(Image layout annotations)
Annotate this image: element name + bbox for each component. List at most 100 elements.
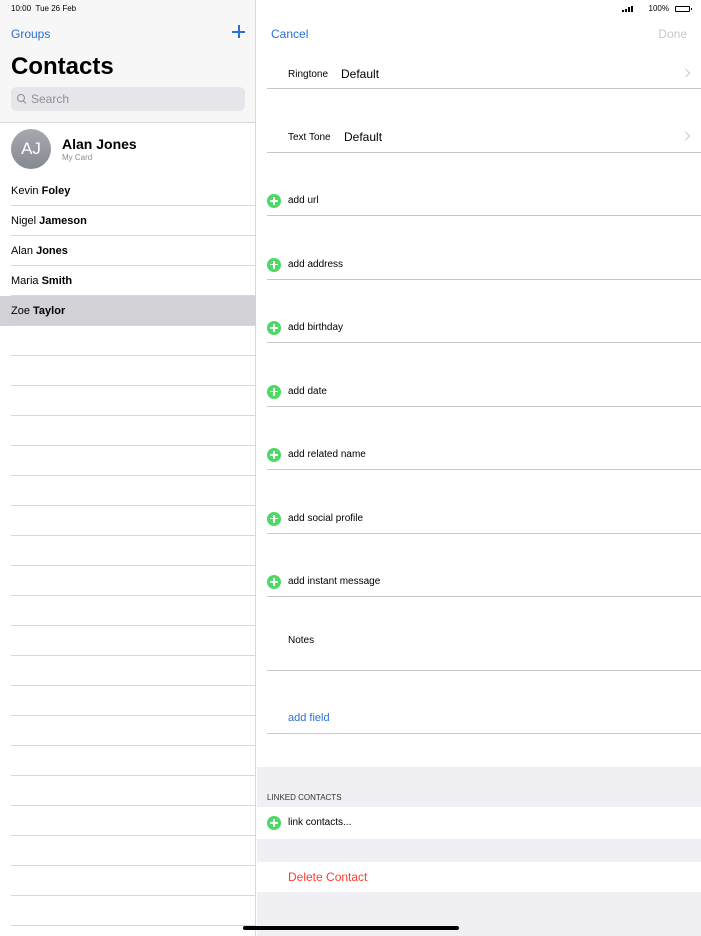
chevron-right-icon <box>681 68 691 78</box>
notes-row[interactable]: Notes <box>267 631 701 671</box>
contact-first-name: Maria <box>11 275 39 287</box>
groups-button[interactable]: Groups <box>11 27 50 41</box>
empty-list-row <box>0 446 256 476</box>
contact-last-name: Smith <box>41 275 73 287</box>
add-field-row[interactable]: add field <box>267 694 701 734</box>
add-field-row-4[interactable]: add related name <box>267 430 701 470</box>
empty-list-row <box>0 716 256 746</box>
add-field-label: add related name <box>288 449 366 460</box>
status-time: 10:00 Tue 26 Feb <box>11 4 76 13</box>
search-input[interactable]: Search <box>11 87 245 111</box>
home-indicator <box>243 926 459 930</box>
cancel-button[interactable]: Cancel <box>271 27 308 41</box>
add-field-row-1[interactable]: add address <box>267 240 701 280</box>
link-contacts-row[interactable]: link contacts... <box>257 807 701 839</box>
contacts-sidebar: Groups Contacts Search AJ Alan Jones My … <box>0 0 256 936</box>
empty-list-row <box>0 356 256 386</box>
done-button[interactable]: Done <box>658 27 687 41</box>
text-tone-label: Text Tone <box>288 132 331 143</box>
add-field-label: add social profile <box>288 512 364 524</box>
empty-list-row <box>0 566 256 596</box>
bottom-gray-section: LINKED CONTACTS link contacts... Delete … <box>257 767 701 936</box>
empty-list-row <box>0 656 256 686</box>
chevron-right-icon <box>681 131 691 141</box>
status-clock: 10:00 <box>11 4 32 13</box>
add-field-row-5[interactable]: add social profile <box>267 494 701 534</box>
add-field-label: add instant message <box>288 576 381 587</box>
empty-list-row <box>0 686 256 716</box>
linked-contacts-header: LINKED CONTACTS <box>267 793 342 802</box>
contact-row[interactable]: Alan Jones <box>0 236 256 266</box>
add-circle-icon[interactable] <box>267 321 281 335</box>
add-field-row-6[interactable]: add instant message <box>267 557 701 597</box>
empty-list-row <box>0 536 256 566</box>
contact-last-name: Foley <box>41 185 71 197</box>
empty-list-row <box>0 386 256 416</box>
contact-last-name: Taylor <box>33 305 66 317</box>
add-field-button[interactable]: add field <box>288 712 330 724</box>
add-circle-icon <box>267 816 281 830</box>
my-card-label: My Card <box>62 153 93 162</box>
empty-list-row <box>0 806 256 836</box>
contact-row[interactable]: Nigel Jameson <box>0 206 256 236</box>
add-circle-icon[interactable] <box>267 384 281 399</box>
add-contact-plus-icon[interactable] <box>232 24 246 40</box>
contact-row[interactable]: Maria Smith <box>0 266 256 296</box>
empty-list-row <box>0 476 256 506</box>
text-tone-row[interactable]: Text Tone Default <box>267 113 701 153</box>
add-field-label: add birthday <box>288 322 344 333</box>
empty-list-row <box>0 626 256 656</box>
empty-list-row <box>0 506 256 536</box>
add-field-row-2[interactable]: add birthday <box>267 303 701 343</box>
empty-list-row <box>0 746 256 776</box>
empty-list-row <box>0 776 256 806</box>
delete-contact-row[interactable]: Delete Contact <box>257 862 701 892</box>
empty-list-row <box>0 836 256 866</box>
add-field-label: add address <box>288 258 344 270</box>
add-circle-icon[interactable] <box>267 511 281 526</box>
empty-list-row <box>0 596 256 626</box>
contact-last-name: Jones <box>36 245 68 257</box>
search-icon <box>17 94 25 102</box>
contact-row[interactable]: Kevin Foley <box>0 176 256 206</box>
contact-first-name: Alan <box>11 245 34 257</box>
add-circle-icon[interactable] <box>267 257 281 272</box>
add-field-label: add url <box>288 195 319 206</box>
delete-contact-button[interactable]: Delete Contact <box>288 870 367 884</box>
search-placeholder: Search <box>31 92 70 106</box>
contact-list: Kevin Foley Nigel Jameson Alan Jones Maria … <box>0 176 256 926</box>
empty-list-row <box>0 866 256 896</box>
contact-first-name: Nigel <box>11 215 37 227</box>
my-card[interactable]: AJ Alan Jones My Card <box>0 127 256 175</box>
add-field-row-0[interactable]: add url <box>267 176 701 216</box>
link-contacts-label: link contacts... <box>288 817 352 828</box>
empty-list-row <box>0 896 256 926</box>
status-date: Tue 26 Feb <box>35 4 77 13</box>
contact-editor: Cancel Done Ringtone Default Text Tone D… <box>257 0 701 936</box>
status-right: 100% <box>621 4 692 13</box>
add-circle-icon[interactable] <box>267 448 281 462</box>
avatar: AJ <box>11 129 51 169</box>
empty-list-row <box>0 326 256 356</box>
my-card-name: Alan Jones <box>62 136 137 152</box>
text-tone-value: Default <box>344 130 383 144</box>
contact-row[interactable]: Zoe Taylor <box>0 296 256 326</box>
add-circle-icon[interactable] <box>267 575 281 589</box>
contact-first-name: Kevin <box>11 185 39 197</box>
battery-icon <box>675 5 692 12</box>
add-field-label: add date <box>288 385 327 397</box>
page-title: Contacts <box>11 53 114 80</box>
add-circle-icon[interactable] <box>267 194 281 208</box>
contact-last-name: Jameson <box>39 215 87 227</box>
add-field-row-3[interactable]: add date <box>267 367 701 407</box>
battery-percent: 100% <box>648 4 669 13</box>
signal-icon <box>621 5 633 12</box>
ringtone-label: Ringtone <box>288 69 329 80</box>
notes-label: Notes <box>288 635 315 646</box>
empty-list-row <box>0 416 256 446</box>
ringtone-value: Default <box>341 67 380 81</box>
ringtone-row[interactable]: Ringtone Default <box>267 49 701 89</box>
sidebar-header: Groups Contacts Search <box>0 0 255 123</box>
status-bar: 10:00 Tue 26 Feb 100% <box>0 0 701 16</box>
contact-first-name: Zoe <box>11 305 30 317</box>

**GOAL**. Copy out the entries above exactly as they appear, from the line that contains "chevron-right-icon <box>681 68 691 78</box>" through the line that contains "empty-list-row <box>0 386 256 416</box>", including both of those lines.

**TASK RESULT**.
chevron-right-icon <box>681 68 691 78</box>
notes-row[interactable]: Notes <box>267 631 701 671</box>
contact-first-name: Maria <box>11 275 39 287</box>
groups-button[interactable]: Groups <box>11 27 50 41</box>
empty-list-row <box>0 446 256 476</box>
contact-last-name: Smith <box>41 275 73 287</box>
add-field-row[interactable]: add field <box>267 694 701 734</box>
add-field-row-4[interactable]: add related name <box>267 430 701 470</box>
empty-list-row <box>0 716 256 746</box>
add-field-label: add related name <box>288 449 366 460</box>
status-time: 10:00 Tue 26 Feb <box>11 4 76 13</box>
search-input[interactable]: Search <box>11 87 245 111</box>
home-indicator <box>243 926 459 930</box>
cancel-button[interactable]: Cancel <box>271 27 308 41</box>
add-field-row-1[interactable]: add address <box>267 240 701 280</box>
link-contacts-row[interactable]: link contacts... <box>257 807 701 839</box>
contacts-sidebar: Groups Contacts Search AJ Alan Jones My … <box>0 0 256 936</box>
empty-list-row <box>0 356 256 386</box>
done-button[interactable]: Done <box>658 27 687 41</box>
text-tone-label: Text Tone <box>288 132 331 143</box>
add-field-label: add social profile <box>288 512 364 524</box>
empty-list-row <box>0 566 256 596</box>
bottom-gray-section: LINKED CONTACTS link contacts... Delete … <box>257 767 701 936</box>
empty-list-row <box>0 656 256 686</box>
chevron-right-icon <box>681 131 691 141</box>
status-clock: 10:00 <box>11 4 32 13</box>
add-field-row-5[interactable]: add social profile <box>267 494 701 534</box>
add-field-label: add instant message <box>288 576 381 587</box>
empty-list-row <box>0 686 256 716</box>
linked-contacts-header: LINKED CONTACTS <box>267 793 342 802</box>
contact-row[interactable]: Alan Jones <box>0 236 256 266</box>
add-circle-icon[interactable] <box>267 321 281 335</box>
add-field-row-6[interactable]: add instant message <box>267 557 701 597</box>
empty-list-row <box>0 536 256 566</box>
contact-last-name: Foley <box>41 185 71 197</box>
empty-list-row <box>0 386 256 416</box>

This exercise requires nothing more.